== Exercise brief ==
Send back the entries below exactly as they appear.

-.-.-

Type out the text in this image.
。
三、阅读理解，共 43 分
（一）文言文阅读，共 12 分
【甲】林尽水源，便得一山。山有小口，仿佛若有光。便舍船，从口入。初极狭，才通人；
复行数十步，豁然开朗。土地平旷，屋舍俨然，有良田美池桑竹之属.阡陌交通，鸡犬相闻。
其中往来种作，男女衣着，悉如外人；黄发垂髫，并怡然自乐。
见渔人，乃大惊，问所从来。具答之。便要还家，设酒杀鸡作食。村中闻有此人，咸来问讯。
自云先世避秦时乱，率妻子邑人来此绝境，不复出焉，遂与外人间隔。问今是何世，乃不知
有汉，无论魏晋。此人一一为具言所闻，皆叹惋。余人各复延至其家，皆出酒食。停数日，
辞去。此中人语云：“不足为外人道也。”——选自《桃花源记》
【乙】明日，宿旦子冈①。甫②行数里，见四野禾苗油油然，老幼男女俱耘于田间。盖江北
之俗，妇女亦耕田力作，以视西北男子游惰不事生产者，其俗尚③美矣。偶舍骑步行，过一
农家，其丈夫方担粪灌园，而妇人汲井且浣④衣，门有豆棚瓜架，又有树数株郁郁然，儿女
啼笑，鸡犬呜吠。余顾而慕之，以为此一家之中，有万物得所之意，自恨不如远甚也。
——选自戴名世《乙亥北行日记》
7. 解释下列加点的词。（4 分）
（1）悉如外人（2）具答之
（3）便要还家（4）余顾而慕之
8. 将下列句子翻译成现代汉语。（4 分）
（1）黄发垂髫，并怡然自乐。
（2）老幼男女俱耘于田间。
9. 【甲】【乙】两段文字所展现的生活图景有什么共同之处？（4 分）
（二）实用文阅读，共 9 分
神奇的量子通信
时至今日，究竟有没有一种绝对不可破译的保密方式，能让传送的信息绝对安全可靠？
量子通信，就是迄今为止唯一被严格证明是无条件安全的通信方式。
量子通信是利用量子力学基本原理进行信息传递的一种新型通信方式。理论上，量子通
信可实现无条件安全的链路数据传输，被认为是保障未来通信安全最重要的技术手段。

-.-.-

== Response to the exercise ==
Type out the text in this image.
。
三、阅读理解，共 43 分
（一）文言文阅读，共 12 分
【甲】林尽水源，便得一山。山有小口，仿佛若有光。便舍船，从口入。初极狭，才通人；
复行数十步，豁然开朗。土地平旷，屋舍俨然，有良田美池桑竹之属.阡陌交通，鸡犬相闻。
其中往来种作，男女衣着，悉如外人；黄发垂髫，并怡然自乐。
见渔人，乃大惊，问所从来。具答之。便要还家，设酒杀鸡作食。村中闻有此人，咸来问讯。
自云先世避秦时乱，率妻子邑人来此绝境，不复出焉，遂与外人间隔。问今是何世，乃不知
有汉，无论魏晋。此人一一为具言所闻，皆叹惋。余人各复延至其家，皆出酒食。停数日，
辞去。此中人语云：“不足为外人道也。”——选自《桃花源记》
【乙】明日，宿旦子冈①。甫②行数里，见四野禾苗油油然，老幼男女俱耘于田间。盖江北
之俗，妇女亦耕田力作，以视西北男子游惰不事生产者，其俗尚③美矣。偶舍骑步行，过一
农家，其丈夫方担粪灌园，而妇人汲井且浣④衣，门有豆棚瓜架，又有树数株郁郁然，儿女
啼笑，鸡犬呜吠。余顾而慕之，以为此一家之中，有万物得所之意，自恨不如远甚也。
——选自戴名世《乙亥北行日记》
7. 解释下列加点的词。（4 分）
（1）悉如外人（2）具答之
（3）便要还家（4）余顾而慕之
8. 将下列句子翻译成现代汉语。（4 分）
（1）黄发垂髫，并怡然自乐。
（2）老幼男女俱耘于田间。
9. 【甲】【乙】两段文字所展现的生活图景有什么共同之处？（4 分）
（二）实用文阅读，共 9 分
神奇的量子通信
时至今日，究竟有没有一种绝对不可破译的保密方式，能让传送的信息绝对安全可靠？
量子通信，就是迄今为止唯一被严格证明是无条件安全的通信方式。
量子通信是利用量子力学基本原理进行信息传递的一种新型通信方式。理论上，量子通
信可实现无条件安全的链路数据传输，被认为是保障未来通信安全最重要的技术手段。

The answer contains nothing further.